— Exercise —
Transcribe all the entries word for word, skipping the pictures.
+-------+
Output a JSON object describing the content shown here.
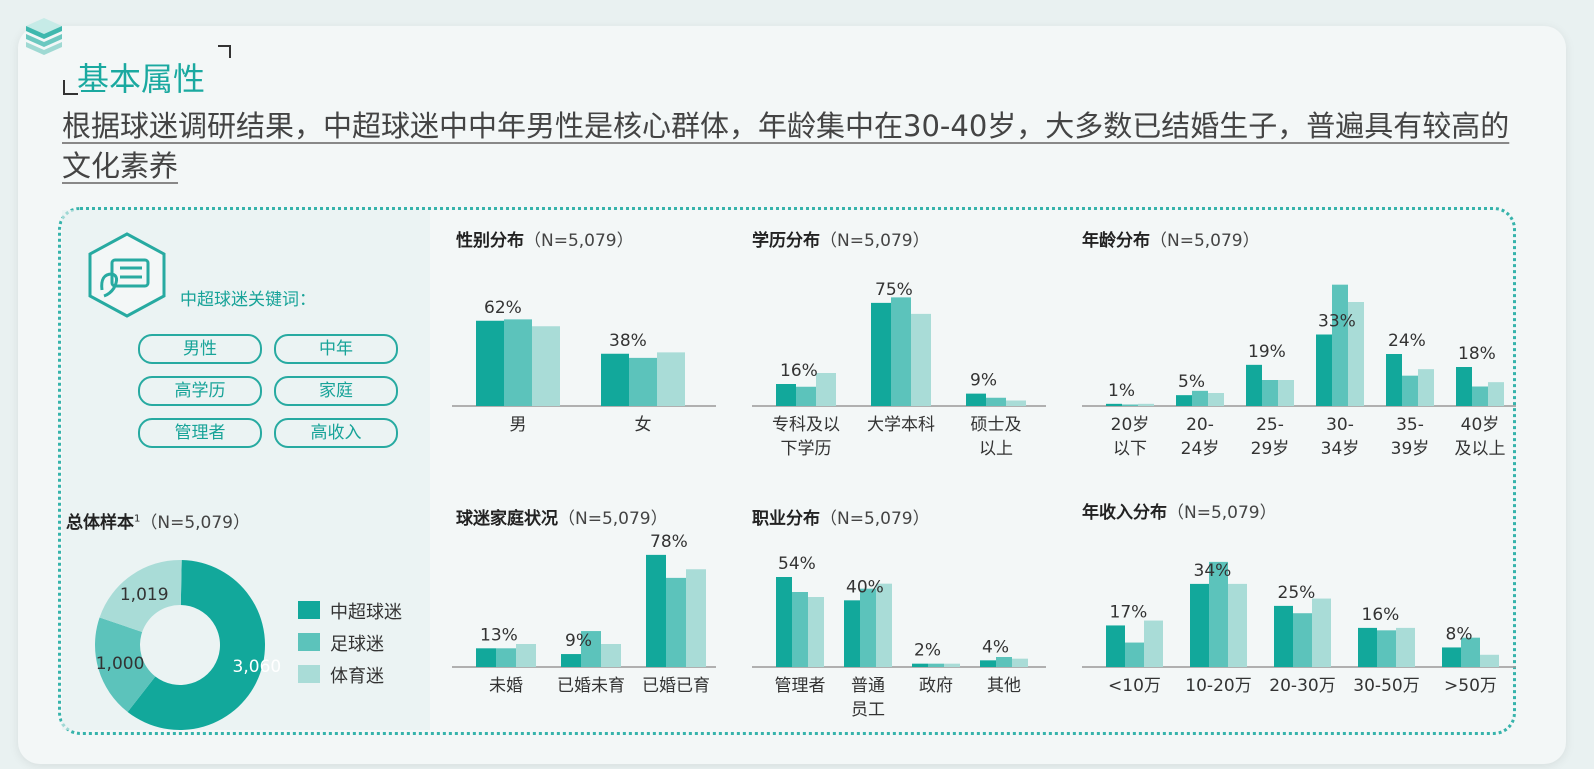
{
  "page_title": "基本属性",
  "subtitle": "根据球迷调研结果，中超球迷中中年男性是核心群体，年龄集中在30-40岁，大多数已结婚生子，普遍具有较高的文化素养",
  "colors": {
    "series1": "#12a89b",
    "series2": "#5cc3bb",
    "series3": "#a9dcd7",
    "accent": "#17a398"
  },
  "keywords": {
    "title": "中超球迷关键词：",
    "items": [
      "男性",
      "中年",
      "高学历",
      "家庭",
      "管理者",
      "高收入"
    ]
  },
  "legend": [
    "中超球迷",
    "足球迷",
    "体育迷"
  ],
  "chart_data": [
    {
      "id": "total",
      "type": "pie",
      "title": "总体样本",
      "title_sup": "1",
      "title_n": "（N=5,079）",
      "slices": [
        {
          "label": "中超球迷",
          "value": 3060,
          "display": "3,060"
        },
        {
          "label": "足球迷",
          "value": 1000,
          "display": "1,000"
        },
        {
          "label": "体育迷",
          "value": 1019,
          "display": "1,019"
        }
      ]
    },
    {
      "id": "gender",
      "type": "bar",
      "title": "性别分布",
      "title_n": "（N=5,079）",
      "categories": [
        [
          "男"
        ],
        [
          "女"
        ]
      ],
      "series": [
        {
          "name": "中超球迷",
          "values": [
            62,
            38
          ]
        },
        {
          "name": "足球迷",
          "values": [
            63,
            35
          ]
        },
        {
          "name": "体育迷",
          "values": [
            58,
            39
          ]
        }
      ],
      "value_labels": [
        "62%",
        "38%"
      ],
      "ylim": [
        0,
        80
      ]
    },
    {
      "id": "education",
      "type": "bar",
      "title": "学历分布",
      "title_n": "（N=5,079）",
      "categories": [
        [
          "专科及以",
          "下学历"
        ],
        [
          "大学本科"
        ],
        [
          "硕士及",
          "以上"
        ]
      ],
      "series": [
        {
          "name": "中超球迷",
          "values": [
            16,
            75,
            9
          ]
        },
        {
          "name": "足球迷",
          "values": [
            14,
            79,
            6
          ]
        },
        {
          "name": "体育迷",
          "values": [
            24,
            67,
            4
          ]
        }
      ],
      "value_labels": [
        "16%",
        "75%",
        "9%"
      ],
      "ylim": [
        0,
        80
      ]
    },
    {
      "id": "age",
      "type": "bar",
      "title": "年龄分布",
      "title_n": "（N=5,079）",
      "categories": [
        [
          "20岁",
          "以下"
        ],
        [
          "20-",
          "24岁"
        ],
        [
          "25-",
          "29岁"
        ],
        [
          "30-",
          "34岁"
        ],
        [
          "35-",
          "39岁"
        ],
        [
          "40岁",
          "及以上"
        ]
      ],
      "series": [
        {
          "name": "中超球迷",
          "values": [
            1,
            5,
            19,
            33,
            24,
            18
          ]
        },
        {
          "name": "足球迷",
          "values": [
            0.5,
            7,
            12,
            56,
            14,
            9
          ]
        },
        {
          "name": "体育迷",
          "values": [
            1,
            6,
            12,
            48,
            17,
            11
          ]
        }
      ],
      "value_labels": [
        "1%",
        "5%",
        "19%",
        "33%",
        "24%",
        "18%"
      ],
      "ylim": [
        0,
        60
      ]
    },
    {
      "id": "family",
      "type": "bar",
      "title": "球迷家庭状况",
      "title_n": "（N=5,079）",
      "categories": [
        [
          "未婚"
        ],
        [
          "已婚未育"
        ],
        [
          "已婚已育"
        ]
      ],
      "series": [
        {
          "name": "中超球迷",
          "values": [
            13,
            9,
            78
          ]
        },
        {
          "name": "足球迷",
          "values": [
            13,
            25,
            62
          ]
        },
        {
          "name": "体育迷",
          "values": [
            16,
            16,
            68
          ]
        }
      ],
      "value_labels": [
        "13%",
        "9%",
        "78%"
      ],
      "ylim": [
        0,
        80
      ]
    },
    {
      "id": "occupation",
      "type": "bar",
      "title": "职业分布",
      "title_n": "（N=5,079）",
      "categories": [
        [
          "管理者"
        ],
        [
          "普通",
          "员工"
        ],
        [
          "政府"
        ],
        [
          "其他"
        ]
      ],
      "series": [
        {
          "name": "中超球迷",
          "values": [
            54,
            40,
            2,
            4
          ]
        },
        {
          "name": "足球迷",
          "values": [
            45,
            47,
            2,
            6
          ]
        },
        {
          "name": "体育迷",
          "values": [
            42,
            50,
            2,
            5
          ]
        }
      ],
      "value_labels": [
        "54%",
        "40%",
        "2%",
        "4%"
      ],
      "ylim": [
        0,
        60
      ]
    },
    {
      "id": "income",
      "type": "bar",
      "title": "年收入分布",
      "title_n": "（N=5,079）",
      "categories": [
        [
          "<10万"
        ],
        [
          "10-20万"
        ],
        [
          "20-30万"
        ],
        [
          "30-50万"
        ],
        [
          ">50万"
        ]
      ],
      "series": [
        {
          "name": "中超球迷",
          "values": [
            17,
            34,
            25,
            16,
            8
          ]
        },
        {
          "name": "足球迷",
          "values": [
            10,
            43,
            22,
            15,
            12
          ]
        },
        {
          "name": "体育迷",
          "values": [
            19,
            34,
            28,
            16,
            5
          ]
        }
      ],
      "value_labels": [
        "17%",
        "34%",
        "25%",
        "16%",
        "8%"
      ],
      "ylim": [
        0,
        45
      ]
    }
  ]
}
+-------+
— Response to this task —
Output a JSON object describing the content shown here.
{
  "page_title": "基本属性",
  "subtitle": "根据球迷调研结果，中超球迷中中年男性是核心群体，年龄集中在30-40岁，大多数已结婚生子，普遍具有较高的文化素养",
  "colors": {
    "series1": "#12a89b",
    "series2": "#5cc3bb",
    "series3": "#a9dcd7",
    "accent": "#17a398"
  },
  "keywords": {
    "title": "中超球迷关键词：",
    "items": [
      "男性",
      "中年",
      "高学历",
      "家庭",
      "管理者",
      "高收入"
    ]
  },
  "legend": [
    "中超球迷",
    "足球迷",
    "体育迷"
  ],
  "chart_data": [
    {
      "id": "total",
      "type": "pie",
      "title": "总体样本",
      "title_sup": "1",
      "title_n": "（N=5,079）",
      "slices": [
        {
          "label": "中超球迷",
          "value": 3060,
          "display": "3,060"
        },
        {
          "label": "足球迷",
          "value": 1000,
          "display": "1,000"
        },
        {
          "label": "体育迷",
          "value": 1019,
          "display": "1,019"
        }
      ]
    },
    {
      "id": "gender",
      "type": "bar",
      "title": "性别分布",
      "title_n": "（N=5,079）",
      "categories": [
        [
          "男"
        ],
        [
          "女"
        ]
      ],
      "series": [
        {
          "name": "中超球迷",
          "values": [
            62,
            38
          ]
        },
        {
          "name": "足球迷",
          "values": [
            63,
            35
          ]
        },
        {
          "name": "体育迷",
          "values": [
            58,
            39
          ]
        }
      ],
      "value_labels": [
        "62%",
        "38%"
      ],
      "ylim": [
        0,
        80
      ]
    },
    {
      "id": "education",
      "type": "bar",
      "title": "学历分布",
      "title_n": "（N=5,079）",
      "categories": [
        [
          "专科及以",
          "下学历"
        ],
        [
          "大学本科"
        ],
        [
          "硕士及",
          "以上"
        ]
      ],
      "series": [
        {
          "name": "中超球迷",
          "values": [
            16,
            75,
            9
          ]
        },
        {
          "name": "足球迷",
          "values": [
            14,
            79,
            6
          ]
        },
        {
          "name": "体育迷",
          "values": [
            24,
            67,
            4
          ]
        }
      ],
      "value_labels": [
        "16%",
        "75%",
        "9%"
      ],
      "ylim": [
        0,
        80
      ]
    },
    {
      "id": "age",
      "type": "bar",
      "title": "年龄分布",
      "title_n": "（N=5,079）",
      "categories": [
        [
          "20岁",
          "以下"
        ],
        [
          "20-",
          "24岁"
        ],
        [
          "25-",
          "29岁"
        ],
        [
          "30-",
          "34岁"
        ],
        [
          "35-",
          "39岁"
        ],
        [
          "40岁",
          "及以上"
        ]
      ],
      "series": [
        {
          "name": "中超球迷",
          "values": [
            1,
            5,
            19,
            33,
            24,
            18
          ]
        },
        {
          "name": "足球迷",
          "values": [
            0.5,
            7,
            12,
            56,
            14,
            9
          ]
        },
        {
          "name": "体育迷",
          "values": [
            1,
            6,
            12,
            48,
            17,
            11
          ]
        }
      ],
      "value_labels": [
        "1%",
        "5%",
        "19%",
        "33%",
        "24%",
        "18%"
      ],
      "ylim": [
        0,
        60
      ]
    },
    {
      "id": "family",
      "type": "bar",
      "title": "球迷家庭状况",
      "title_n": "（N=5,079）",
      "categories": [
        [
          "未婚"
        ],
        [
          "已婚未育"
        ],
        [
          "已婚已育"
        ]
      ],
      "series": [
        {
          "name": "中超球迷",
          "values": [
            13,
            9,
            78
          ]
        },
        {
          "name": "足球迷",
          "values": [
            13,
            25,
            62
          ]
        },
        {
          "name": "体育迷",
          "values": [
            16,
            16,
            68
          ]
        }
      ],
      "value_labels": [
        "13%",
        "9%",
        "78%"
      ],
      "ylim": [
        0,
        80
      ]
    },
    {
      "id": "occupation",
      "type": "bar",
      "title": "职业分布",
      "title_n": "（N=5,079）",
      "categories": [
        [
          "管理者"
        ],
        [
          "普通",
          "员工"
        ],
        [
          "政府"
        ],
        [
          "其他"
        ]
      ],
      "series": [
        {
          "name": "中超球迷",
          "values": [
            54,
            40,
            2,
            4
          ]
        },
        {
          "name": "足球迷",
          "values": [
            45,
            47,
            2,
            6
          ]
        },
        {
          "name": "体育迷",
          "values": [
            42,
            50,
            2,
            5
          ]
        }
      ],
      "value_labels": [
        "54%",
        "40%",
        "2%",
        "4%"
      ],
      "ylim": [
        0,
        60
      ]
    },
    {
      "id": "income",
      "type": "bar",
      "title": "年收入分布",
      "title_n": "（N=5,079）",
      "categories": [
        [
          "<10万"
        ],
        [
          "10-20万"
        ],
        [
          "20-30万"
        ],
        [
          "30-50万"
        ],
        [
          ">50万"
        ]
      ],
      "series": [
        {
          "name": "中超球迷",
          "values": [
            17,
            34,
            25,
            16,
            8
          ]
        },
        {
          "name": "足球迷",
          "values": [
            10,
            43,
            22,
            15,
            12
          ]
        },
        {
          "name": "体育迷",
          "values": [
            19,
            34,
            28,
            16,
            5
          ]
        }
      ],
      "value_labels": [
        "17%",
        "34%",
        "25%",
        "16%",
        "8%"
      ],
      "ylim": [
        0,
        45
      ]
    }
  ]
}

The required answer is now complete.